------ Task inputs ------
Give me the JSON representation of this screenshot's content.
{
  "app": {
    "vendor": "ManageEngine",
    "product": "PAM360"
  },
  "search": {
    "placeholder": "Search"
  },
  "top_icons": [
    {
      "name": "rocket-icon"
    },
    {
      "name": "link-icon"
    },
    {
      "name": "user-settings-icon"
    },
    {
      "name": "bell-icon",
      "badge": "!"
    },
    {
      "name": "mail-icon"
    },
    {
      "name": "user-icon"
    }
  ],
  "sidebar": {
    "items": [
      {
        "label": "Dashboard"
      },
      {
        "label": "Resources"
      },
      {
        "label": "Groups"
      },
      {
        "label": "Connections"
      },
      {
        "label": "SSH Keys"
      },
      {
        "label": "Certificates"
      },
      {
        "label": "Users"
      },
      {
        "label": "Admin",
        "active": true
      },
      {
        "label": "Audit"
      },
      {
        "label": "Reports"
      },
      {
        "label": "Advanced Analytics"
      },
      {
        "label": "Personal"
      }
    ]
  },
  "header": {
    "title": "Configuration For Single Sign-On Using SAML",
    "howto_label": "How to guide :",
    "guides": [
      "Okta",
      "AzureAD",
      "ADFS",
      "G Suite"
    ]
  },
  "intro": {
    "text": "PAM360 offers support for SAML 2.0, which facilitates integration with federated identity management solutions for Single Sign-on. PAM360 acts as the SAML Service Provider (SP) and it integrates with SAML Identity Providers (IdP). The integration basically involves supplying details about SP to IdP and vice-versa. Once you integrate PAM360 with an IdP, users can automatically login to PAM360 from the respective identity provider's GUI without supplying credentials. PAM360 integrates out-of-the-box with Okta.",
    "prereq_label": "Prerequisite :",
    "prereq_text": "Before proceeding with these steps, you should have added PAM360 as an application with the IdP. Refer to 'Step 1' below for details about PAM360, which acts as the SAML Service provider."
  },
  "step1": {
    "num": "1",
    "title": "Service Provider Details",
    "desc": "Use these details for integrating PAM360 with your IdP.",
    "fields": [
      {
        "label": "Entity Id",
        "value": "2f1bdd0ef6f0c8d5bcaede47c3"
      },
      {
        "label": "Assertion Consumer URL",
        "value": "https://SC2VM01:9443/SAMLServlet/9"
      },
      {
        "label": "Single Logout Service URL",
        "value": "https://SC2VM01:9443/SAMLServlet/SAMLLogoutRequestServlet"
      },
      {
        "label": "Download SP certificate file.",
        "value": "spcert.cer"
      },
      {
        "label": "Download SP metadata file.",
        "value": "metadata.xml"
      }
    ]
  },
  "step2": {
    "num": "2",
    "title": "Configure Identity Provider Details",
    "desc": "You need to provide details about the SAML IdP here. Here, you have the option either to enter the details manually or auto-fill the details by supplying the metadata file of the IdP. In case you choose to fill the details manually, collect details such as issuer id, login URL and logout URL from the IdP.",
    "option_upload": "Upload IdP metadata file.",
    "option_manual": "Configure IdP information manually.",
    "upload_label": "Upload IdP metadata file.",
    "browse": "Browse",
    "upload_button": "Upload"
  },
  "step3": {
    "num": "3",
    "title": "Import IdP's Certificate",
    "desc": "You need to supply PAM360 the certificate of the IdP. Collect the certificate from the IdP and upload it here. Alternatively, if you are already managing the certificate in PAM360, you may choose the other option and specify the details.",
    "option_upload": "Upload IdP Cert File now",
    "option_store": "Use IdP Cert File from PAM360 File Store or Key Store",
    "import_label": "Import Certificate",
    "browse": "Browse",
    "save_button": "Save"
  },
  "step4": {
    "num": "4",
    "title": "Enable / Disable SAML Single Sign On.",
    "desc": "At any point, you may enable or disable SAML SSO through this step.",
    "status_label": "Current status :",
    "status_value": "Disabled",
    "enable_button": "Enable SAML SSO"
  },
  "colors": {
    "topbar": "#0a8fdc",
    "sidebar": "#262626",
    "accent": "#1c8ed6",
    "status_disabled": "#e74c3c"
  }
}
------
Exercise description |
Return the material in full, exactly as shown.

Result of the exercise |
Give me the JSON representation of this screenshot's content.
{
  "app": {
    "vendor": "ManageEngine",
    "product": "PAM360"
  },
  "search": {
    "placeholder": "Search"
  },
  "top_icons": [
    {
      "name": "rocket-icon"
    },
    {
      "name": "link-icon"
    },
    {
      "name": "user-settings-icon"
    },
    {
      "name": "bell-icon",
      "badge": "!"
    },
    {
      "name": "mail-icon"
    },
    {
      "name": "user-icon"
    }
  ],
  "sidebar": {
    "items": [
      {
        "label": "Dashboard"
      },
      {
        "label": "Resources"
      },
      {
        "label": "Groups"
      },
      {
        "label": "Connections"
      },
      {
        "label": "SSH Keys"
      },
      {
        "label": "Certificates"
      },
      {
        "label": "Users"
      },
      {
        "label": "Admin",
        "active": true
      },
      {
        "label": "Audit"
      },
      {
        "label": "Reports"
      },
      {
        "label": "Advanced Analytics"
      },
      {
        "label": "Personal"
      }
    ]
  },
  "header": {
    "title": "Configuration For Single Sign-On Using SAML",
    "howto_label": "How to guide :",
    "guides": [
      "Okta",
      "AzureAD",
      "ADFS",
      "G Suite"
    ]
  },
  "intro": {
    "text": "PAM360 offers support for SAML 2.0, which facilitates integration with federated identity management solutions for Single Sign-on. PAM360 acts as the SAML Service Provider (SP) and it integrates with SAML Identity Providers (IdP). The integration basically involves supplying details about SP to IdP and vice-versa. Once you integrate PAM360 with an IdP, users can automatically login to PAM360 from the respective identity provider's GUI without supplying credentials. PAM360 integrates out-of-the-box with Okta.",
    "prereq_label": "Prerequisite :",
    "prereq_text": "Before proceeding with these steps, you should have added PAM360 as an application with the IdP. Refer to 'Step 1' below for details about PAM360, which acts as the SAML Service provider."
  },
  "step1": {
    "num": "1",
    "title": "Service Provider Details",
    "desc": "Use these details for integrating PAM360 with your IdP.",
    "fields": [
      {
        "label": "Entity Id",
        "value": "2f1bdd0ef6f0c8d5bcaede47c3"
      },
      {
        "label": "Assertion Consumer URL",
        "value": "https://SC2VM01:9443/SAMLServlet/9"
      },
      {
        "label": "Single Logout Service URL",
        "value": "https://SC2VM01:9443/SAMLServlet/SAMLLogoutRequestServlet"
      },
      {
        "label": "Download SP certificate file.",
        "value": "spcert.cer"
      },
      {
        "label": "Download SP metadata file.",
        "value": "metadata.xml"
      }
    ]
  },
  "step2": {
    "num": "2",
    "title": "Configure Identity Provider Details",
    "desc": "You need to provide details about the SAML IdP here. Here, you have the option either to enter the details manually or auto-fill the details by supplying the metadata file of the IdP. In case you choose to fill the details manually, collect details such as issuer id, login URL and logout URL from the IdP.",
    "option_upload": "Upload IdP metadata file.",
    "option_manual": "Configure IdP information manually.",
    "upload_label": "Upload IdP metadata file.",
    "browse": "Browse",
    "upload_button": "Upload"
  },
  "step3": {
    "num": "3",
    "title": "Import IdP's Certificate",
    "desc": "You need to supply PAM360 the certificate of the IdP. Collect the certificate from the IdP and upload it here. Alternatively, if you are already managing the certificate in PAM360, you may choose the other option and specify the details.",
    "option_upload": "Upload IdP Cert File now",
    "option_store": "Use IdP Cert File from PAM360 File Store or Key Store",
    "import_label": "Import Certificate",
    "browse": "Browse",
    "save_button": "Save"
  },
  "step4": {
    "num": "4",
    "title": "Enable / Disable SAML Single Sign On.",
    "desc": "At any point, you may enable or disable SAML SSO through this step.",
    "status_label": "Current status :",
    "status_value": "Disabled",
    "enable_button": "Enable SAML SSO"
  },
  "colors": {
    "topbar": "#0a8fdc",
    "sidebar": "#262626",
    "accent": "#1c8ed6",
    "status_disabled": "#e74c3c"
  }
}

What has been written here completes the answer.